Records
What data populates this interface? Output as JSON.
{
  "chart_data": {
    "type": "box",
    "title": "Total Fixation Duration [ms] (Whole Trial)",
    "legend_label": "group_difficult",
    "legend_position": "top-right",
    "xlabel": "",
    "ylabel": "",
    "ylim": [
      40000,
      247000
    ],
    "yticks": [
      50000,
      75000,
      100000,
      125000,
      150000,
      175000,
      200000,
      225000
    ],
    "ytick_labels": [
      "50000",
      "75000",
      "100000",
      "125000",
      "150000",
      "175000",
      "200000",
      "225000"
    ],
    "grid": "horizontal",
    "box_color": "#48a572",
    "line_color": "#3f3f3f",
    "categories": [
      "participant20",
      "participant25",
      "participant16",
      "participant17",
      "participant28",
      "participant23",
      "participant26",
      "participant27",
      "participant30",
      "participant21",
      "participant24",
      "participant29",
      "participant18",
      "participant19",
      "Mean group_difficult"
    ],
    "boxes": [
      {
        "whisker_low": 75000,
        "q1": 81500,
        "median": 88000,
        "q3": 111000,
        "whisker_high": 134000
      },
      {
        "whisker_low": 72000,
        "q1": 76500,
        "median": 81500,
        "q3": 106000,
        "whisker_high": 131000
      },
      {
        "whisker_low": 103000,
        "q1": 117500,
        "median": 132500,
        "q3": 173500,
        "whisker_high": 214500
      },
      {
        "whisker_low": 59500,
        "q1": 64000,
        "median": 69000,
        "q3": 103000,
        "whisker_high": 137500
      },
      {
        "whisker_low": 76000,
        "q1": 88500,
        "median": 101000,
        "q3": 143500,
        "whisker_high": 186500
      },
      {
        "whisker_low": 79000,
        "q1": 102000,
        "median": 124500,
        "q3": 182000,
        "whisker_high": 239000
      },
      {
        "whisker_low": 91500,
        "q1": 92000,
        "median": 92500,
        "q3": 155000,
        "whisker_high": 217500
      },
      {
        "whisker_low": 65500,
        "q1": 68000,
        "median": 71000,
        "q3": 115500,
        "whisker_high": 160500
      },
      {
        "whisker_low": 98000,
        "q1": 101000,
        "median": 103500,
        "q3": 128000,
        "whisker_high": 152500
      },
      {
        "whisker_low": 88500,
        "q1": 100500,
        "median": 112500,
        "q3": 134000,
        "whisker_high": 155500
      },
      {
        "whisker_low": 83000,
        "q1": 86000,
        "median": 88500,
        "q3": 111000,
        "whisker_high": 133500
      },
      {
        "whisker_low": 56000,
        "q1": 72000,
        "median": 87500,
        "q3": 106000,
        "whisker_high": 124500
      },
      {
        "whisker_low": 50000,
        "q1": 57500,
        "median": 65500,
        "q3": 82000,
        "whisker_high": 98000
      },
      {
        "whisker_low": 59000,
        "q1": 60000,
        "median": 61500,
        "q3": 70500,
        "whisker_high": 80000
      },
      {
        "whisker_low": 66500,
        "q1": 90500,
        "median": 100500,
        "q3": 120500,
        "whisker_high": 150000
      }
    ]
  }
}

Task statement
Extract the complete listing above, reproducing each line exactly.

Answer to this exercise
What data populates this interface? Output as JSON.
{
  "chart_data": {
    "type": "box",
    "title": "Total Fixation Duration [ms] (Whole Trial)",
    "legend_label": "group_difficult",
    "legend_position": "top-right",
    "xlabel": "",
    "ylabel": "",
    "ylim": [
      40000,
      247000
    ],
    "yticks": [
      50000,
      75000,
      100000,
      125000,
      150000,
      175000,
      200000,
      225000
    ],
    "ytick_labels": [
      "50000",
      "75000",
      "100000",
      "125000",
      "150000",
      "175000",
      "200000",
      "225000"
    ],
    "grid": "horizontal",
    "box_color": "#48a572",
    "line_color": "#3f3f3f",
    "categories": [
      "participant20",
      "participant25",
      "participant16",
      "participant17",
      "participant28",
      "participant23",
      "participant26",
      "participant27",
      "participant30",
      "participant21",
      "participant24",
      "participant29",
      "participant18",
      "participant19",
      "Mean group_difficult"
    ],
    "boxes": [
      {
        "whisker_low": 75000,
        "q1": 81500,
        "median": 88000,
        "q3": 111000,
        "whisker_high": 134000
      },
      {
        "whisker_low": 72000,
        "q1": 76500,
        "median": 81500,
        "q3": 106000,
        "whisker_high": 131000
      },
      {
        "whisker_low": 103000,
        "q1": 117500,
        "median": 132500,
        "q3": 173500,
        "whisker_high": 214500
      },
      {
        "whisker_low": 59500,
        "q1": 64000,
        "median": 69000,
        "q3": 103000,
        "whisker_high": 137500
      },
      {
        "whisker_low": 76000,
        "q1": 88500,
        "median": 101000,
        "q3": 143500,
        "whisker_high": 186500
      },
      {
        "whisker_low": 79000,
        "q1": 102000,
        "median": 124500,
        "q3": 182000,
        "whisker_high": 239000
      },
      {
        "whisker_low": 91500,
        "q1": 92000,
        "median": 92500,
        "q3": 155000,
        "whisker_high": 217500
      },
      {
        "whisker_low": 65500,
        "q1": 68000,
        "median": 71000,
        "q3": 115500,
        "whisker_high": 160500
      },
      {
        "whisker_low": 98000,
        "q1": 101000,
        "median": 103500,
        "q3": 128000,
        "whisker_high": 152500
      },
      {
        "whisker_low": 88500,
        "q1": 100500,
        "median": 112500,
        "q3": 134000,
        "whisker_high": 155500
      },
      {
        "whisker_low": 83000,
        "q1": 86000,
        "median": 88500,
        "q3": 111000,
        "whisker_high": 133500
      },
      {
        "whisker_low": 56000,
        "q1": 72000,
        "median": 87500,
        "q3": 106000,
        "whisker_high": 124500
      },
      {
        "whisker_low": 50000,
        "q1": 57500,
        "median": 65500,
        "q3": 82000,
        "whisker_high": 98000
      },
      {
        "whisker_low": 59000,
        "q1": 60000,
        "median": 61500,
        "q3": 70500,
        "whisker_high": 80000
      },
      {
        "whisker_low": 66500,
        "q1": 90500,
        "median": 100500,
        "q3": 120500,
        "whisker_high": 150000
      }
    ]
  }
}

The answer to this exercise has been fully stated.